DIRECTIONS:
Render the entries as a two-column CSV with the header input,output and one row per entry. Start at the line containing "Patent image size: (848, 809)." and stop after the line containing "The RF link 16 is at (297, 300).". Quote each field, and turn any line breaks inside a field into spaces.
>> Start RAW DATA
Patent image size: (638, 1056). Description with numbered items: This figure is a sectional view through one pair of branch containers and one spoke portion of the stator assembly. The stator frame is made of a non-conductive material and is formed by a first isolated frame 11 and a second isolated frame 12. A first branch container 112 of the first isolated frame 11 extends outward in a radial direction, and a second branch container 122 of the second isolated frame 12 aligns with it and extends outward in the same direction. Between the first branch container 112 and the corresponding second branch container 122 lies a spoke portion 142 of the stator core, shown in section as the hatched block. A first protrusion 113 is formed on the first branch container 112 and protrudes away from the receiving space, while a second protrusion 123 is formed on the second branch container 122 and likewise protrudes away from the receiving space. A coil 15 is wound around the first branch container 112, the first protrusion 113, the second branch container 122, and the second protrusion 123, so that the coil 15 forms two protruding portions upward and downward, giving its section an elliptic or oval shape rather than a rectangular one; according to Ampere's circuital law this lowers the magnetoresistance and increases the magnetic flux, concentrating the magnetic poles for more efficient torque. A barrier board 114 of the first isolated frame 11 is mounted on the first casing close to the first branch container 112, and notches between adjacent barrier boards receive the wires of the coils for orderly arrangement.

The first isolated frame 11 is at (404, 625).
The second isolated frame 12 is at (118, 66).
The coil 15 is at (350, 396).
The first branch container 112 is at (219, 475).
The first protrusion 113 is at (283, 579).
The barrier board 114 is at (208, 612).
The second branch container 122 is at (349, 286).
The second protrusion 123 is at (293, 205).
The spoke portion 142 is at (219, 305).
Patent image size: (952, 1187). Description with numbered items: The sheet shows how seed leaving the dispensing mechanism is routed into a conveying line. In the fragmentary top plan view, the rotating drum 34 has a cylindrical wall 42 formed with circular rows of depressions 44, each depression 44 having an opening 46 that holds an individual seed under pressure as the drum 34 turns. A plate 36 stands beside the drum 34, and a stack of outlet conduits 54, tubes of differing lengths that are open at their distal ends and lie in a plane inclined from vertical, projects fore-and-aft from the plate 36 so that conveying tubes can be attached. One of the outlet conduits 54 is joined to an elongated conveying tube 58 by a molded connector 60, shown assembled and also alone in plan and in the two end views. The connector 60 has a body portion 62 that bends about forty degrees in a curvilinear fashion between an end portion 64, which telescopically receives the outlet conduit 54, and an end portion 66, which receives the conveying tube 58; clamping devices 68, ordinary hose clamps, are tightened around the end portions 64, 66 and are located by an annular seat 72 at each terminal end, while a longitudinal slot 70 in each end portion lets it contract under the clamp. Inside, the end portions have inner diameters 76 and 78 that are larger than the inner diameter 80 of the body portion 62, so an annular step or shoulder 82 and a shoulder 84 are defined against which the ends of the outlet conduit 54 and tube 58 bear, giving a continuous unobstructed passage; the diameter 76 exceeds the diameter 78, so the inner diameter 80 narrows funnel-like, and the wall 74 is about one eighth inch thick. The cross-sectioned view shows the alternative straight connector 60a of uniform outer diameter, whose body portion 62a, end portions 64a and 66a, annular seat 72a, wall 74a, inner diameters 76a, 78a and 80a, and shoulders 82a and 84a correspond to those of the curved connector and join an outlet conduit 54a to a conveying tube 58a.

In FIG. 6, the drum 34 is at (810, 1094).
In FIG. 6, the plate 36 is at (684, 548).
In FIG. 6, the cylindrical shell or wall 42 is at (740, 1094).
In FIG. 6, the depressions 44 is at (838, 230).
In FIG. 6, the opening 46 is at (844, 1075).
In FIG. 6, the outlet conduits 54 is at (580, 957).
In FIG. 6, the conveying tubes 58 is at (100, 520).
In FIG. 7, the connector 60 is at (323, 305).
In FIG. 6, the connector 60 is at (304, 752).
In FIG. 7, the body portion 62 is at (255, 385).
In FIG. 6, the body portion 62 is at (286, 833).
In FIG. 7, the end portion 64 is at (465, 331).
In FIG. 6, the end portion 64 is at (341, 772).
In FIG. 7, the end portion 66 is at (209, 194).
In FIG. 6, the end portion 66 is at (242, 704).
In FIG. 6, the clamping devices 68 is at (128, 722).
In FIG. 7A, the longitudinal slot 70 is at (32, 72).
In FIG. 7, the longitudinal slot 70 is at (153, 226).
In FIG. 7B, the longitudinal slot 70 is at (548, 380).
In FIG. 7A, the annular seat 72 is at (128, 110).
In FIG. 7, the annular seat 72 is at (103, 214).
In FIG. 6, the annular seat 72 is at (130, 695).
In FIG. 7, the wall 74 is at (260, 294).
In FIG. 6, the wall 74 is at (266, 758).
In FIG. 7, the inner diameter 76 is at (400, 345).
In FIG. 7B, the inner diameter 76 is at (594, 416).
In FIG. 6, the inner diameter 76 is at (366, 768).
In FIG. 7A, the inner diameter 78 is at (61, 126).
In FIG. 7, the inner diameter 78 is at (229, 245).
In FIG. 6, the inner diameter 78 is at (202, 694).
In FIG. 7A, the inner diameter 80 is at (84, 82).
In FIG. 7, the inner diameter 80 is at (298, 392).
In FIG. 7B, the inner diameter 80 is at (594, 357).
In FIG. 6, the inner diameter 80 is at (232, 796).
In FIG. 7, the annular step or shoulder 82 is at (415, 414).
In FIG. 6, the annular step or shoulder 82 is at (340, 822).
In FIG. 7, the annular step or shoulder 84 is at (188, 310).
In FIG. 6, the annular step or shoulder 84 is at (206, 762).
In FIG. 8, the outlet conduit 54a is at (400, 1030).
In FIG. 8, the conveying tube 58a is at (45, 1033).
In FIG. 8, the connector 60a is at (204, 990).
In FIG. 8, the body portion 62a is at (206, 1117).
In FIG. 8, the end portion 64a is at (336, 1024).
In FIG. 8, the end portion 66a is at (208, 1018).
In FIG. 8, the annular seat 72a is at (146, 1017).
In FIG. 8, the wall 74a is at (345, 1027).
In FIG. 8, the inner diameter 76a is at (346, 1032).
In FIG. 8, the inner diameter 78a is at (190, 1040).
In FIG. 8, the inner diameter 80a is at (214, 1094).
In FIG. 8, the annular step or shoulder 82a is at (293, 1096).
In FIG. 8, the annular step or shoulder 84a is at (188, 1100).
>> End RAW DATA
>> Start RAW DATA
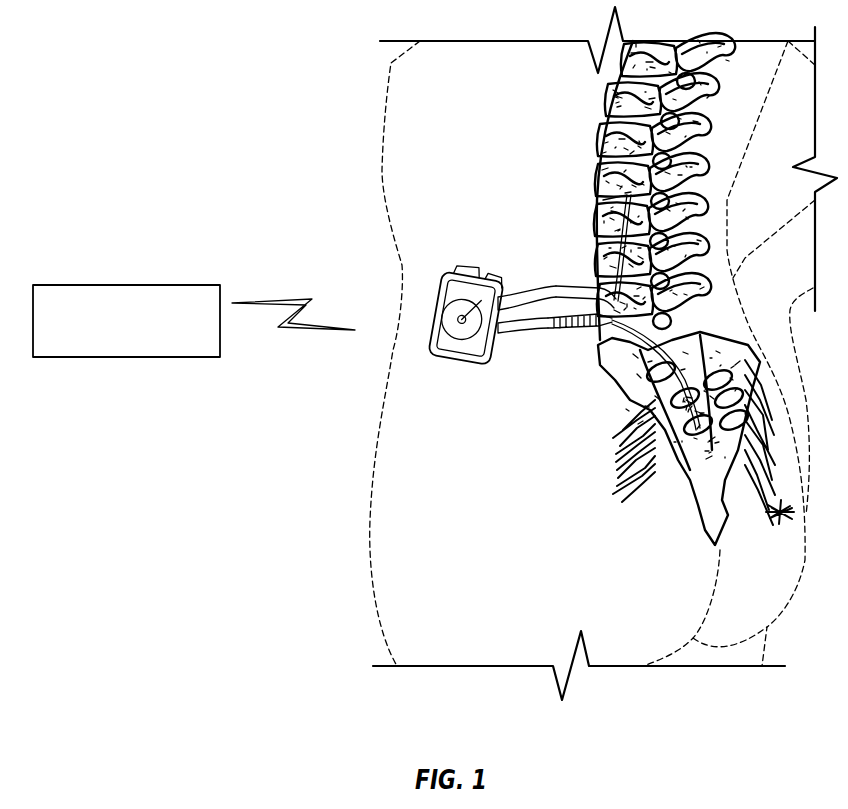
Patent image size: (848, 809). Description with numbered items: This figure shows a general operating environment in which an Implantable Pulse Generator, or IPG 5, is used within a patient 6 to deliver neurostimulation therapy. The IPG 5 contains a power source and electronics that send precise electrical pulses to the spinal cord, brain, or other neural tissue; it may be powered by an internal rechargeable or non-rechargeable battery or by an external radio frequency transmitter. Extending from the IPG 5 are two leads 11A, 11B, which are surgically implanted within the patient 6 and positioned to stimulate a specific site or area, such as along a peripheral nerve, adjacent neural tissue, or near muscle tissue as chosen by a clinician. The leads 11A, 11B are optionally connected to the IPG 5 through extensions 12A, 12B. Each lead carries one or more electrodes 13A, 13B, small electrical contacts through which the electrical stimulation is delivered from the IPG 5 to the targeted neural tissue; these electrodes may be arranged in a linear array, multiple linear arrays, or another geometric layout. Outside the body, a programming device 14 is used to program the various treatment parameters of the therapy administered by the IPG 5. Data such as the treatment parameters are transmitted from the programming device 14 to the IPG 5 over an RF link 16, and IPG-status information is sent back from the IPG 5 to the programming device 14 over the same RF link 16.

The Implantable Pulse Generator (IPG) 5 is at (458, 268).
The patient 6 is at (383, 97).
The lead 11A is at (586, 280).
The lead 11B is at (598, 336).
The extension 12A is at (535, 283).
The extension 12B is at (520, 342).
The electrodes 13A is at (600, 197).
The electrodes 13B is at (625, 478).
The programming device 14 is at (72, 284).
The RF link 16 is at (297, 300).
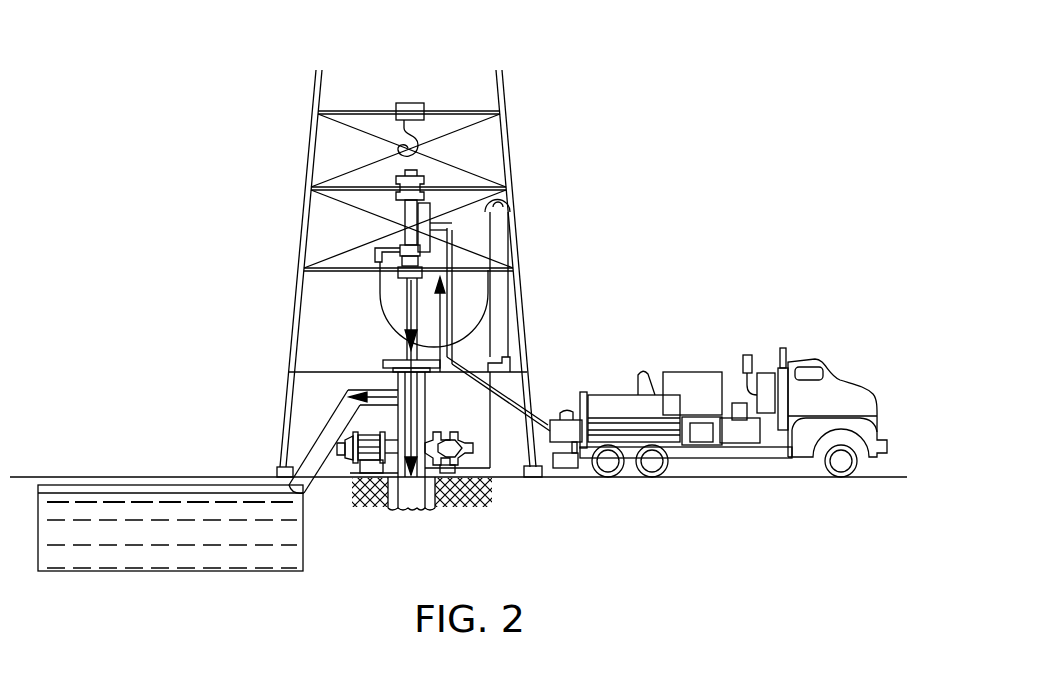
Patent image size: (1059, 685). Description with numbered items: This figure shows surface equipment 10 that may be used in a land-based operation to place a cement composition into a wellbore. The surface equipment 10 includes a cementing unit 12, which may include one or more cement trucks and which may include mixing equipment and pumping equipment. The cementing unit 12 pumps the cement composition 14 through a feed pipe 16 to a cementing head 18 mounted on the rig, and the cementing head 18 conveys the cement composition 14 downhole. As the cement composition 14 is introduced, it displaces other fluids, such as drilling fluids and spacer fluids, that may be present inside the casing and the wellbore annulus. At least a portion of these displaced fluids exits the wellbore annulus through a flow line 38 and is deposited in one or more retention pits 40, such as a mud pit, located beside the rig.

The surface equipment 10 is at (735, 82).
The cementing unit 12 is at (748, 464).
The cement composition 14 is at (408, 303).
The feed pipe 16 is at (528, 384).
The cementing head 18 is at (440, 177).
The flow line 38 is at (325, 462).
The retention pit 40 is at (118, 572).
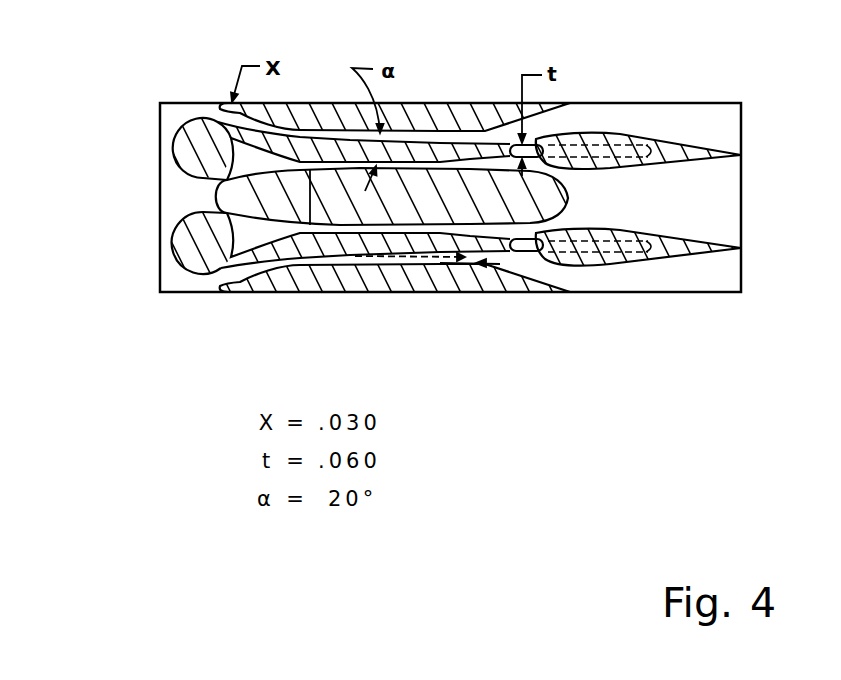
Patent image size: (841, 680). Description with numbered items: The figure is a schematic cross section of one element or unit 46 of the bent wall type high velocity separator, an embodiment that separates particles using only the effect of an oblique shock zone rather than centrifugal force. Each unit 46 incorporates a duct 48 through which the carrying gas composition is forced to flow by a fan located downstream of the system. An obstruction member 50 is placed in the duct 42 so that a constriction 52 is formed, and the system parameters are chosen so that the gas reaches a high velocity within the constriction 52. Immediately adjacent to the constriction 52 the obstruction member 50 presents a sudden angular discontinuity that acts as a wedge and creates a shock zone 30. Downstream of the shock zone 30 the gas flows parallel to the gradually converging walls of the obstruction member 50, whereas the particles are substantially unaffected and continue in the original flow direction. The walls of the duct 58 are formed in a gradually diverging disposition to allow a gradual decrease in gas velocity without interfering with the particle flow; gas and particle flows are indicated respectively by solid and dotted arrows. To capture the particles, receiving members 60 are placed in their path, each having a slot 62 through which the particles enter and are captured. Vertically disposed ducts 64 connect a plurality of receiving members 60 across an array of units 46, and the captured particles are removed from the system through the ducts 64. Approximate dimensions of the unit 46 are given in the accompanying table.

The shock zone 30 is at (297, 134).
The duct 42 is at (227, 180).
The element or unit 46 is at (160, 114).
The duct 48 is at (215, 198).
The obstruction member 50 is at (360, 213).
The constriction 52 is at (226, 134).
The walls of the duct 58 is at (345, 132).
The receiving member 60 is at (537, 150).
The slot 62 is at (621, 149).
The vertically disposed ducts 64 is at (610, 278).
>> End RAW DATA
ANSWER BELOW:
input,output
"Patent image size: (848, 809). Description with numbered items: This figure shows a general operating environment in which an Implantable Pulse Generator, or IPG 5, is used within a patient 6 to deliver neurostimulation therapy. The IPG 5 contains a power source and electronics that send precise electrical pulses to the spinal cord, brain, or other neural tissue; it may be powered by an internal rechargeable or non-rechargeable battery or by an external radio frequency transmitter. Extending from the IPG 5 are two leads 11A, 11B, which are surgically implanted within the patient 6 and positioned to stimulate a specific site or area, such as along a peripheral nerve, adjacent neural tissue, or near muscle tissue as chosen by a clinician. The leads 11A, 11B are optionally connected to the IPG 5 through extensions 12A, 12B. Each lead carries one or more electrodes 13A, 13B, small electrical contacts through which the electrical stimulation is delivered from the IPG 5 to the targeted neural tissue; these electrodes may be arranged in a linear array, multiple linear arrays, or another geometric layout. Outside the body, a programming device 14 is used to program the various treatment parameters of the therapy administered by the IPG 5. Data such as the treatment parameters are transmitted from the programming device 14 to the IPG 5 over an RF link 16, and IPG-status information is sent back from the IPG 5 to the programming device 14 over the same RF link 16.","The Implantable Pulse Generator (IPG) 5 is at (458, 268). The patient 6 is at (383, 97). The lead 11A is at (586, 280). The lead 11B is at (598, 336). The extension 12A is at (535, 283). The extension 12B is at (520, 342). The electrodes 13A is at (600, 197). The electrodes 13B is at (625, 478). The programming device 14 is at (72, 284). The RF link 16 is at (297, 300)."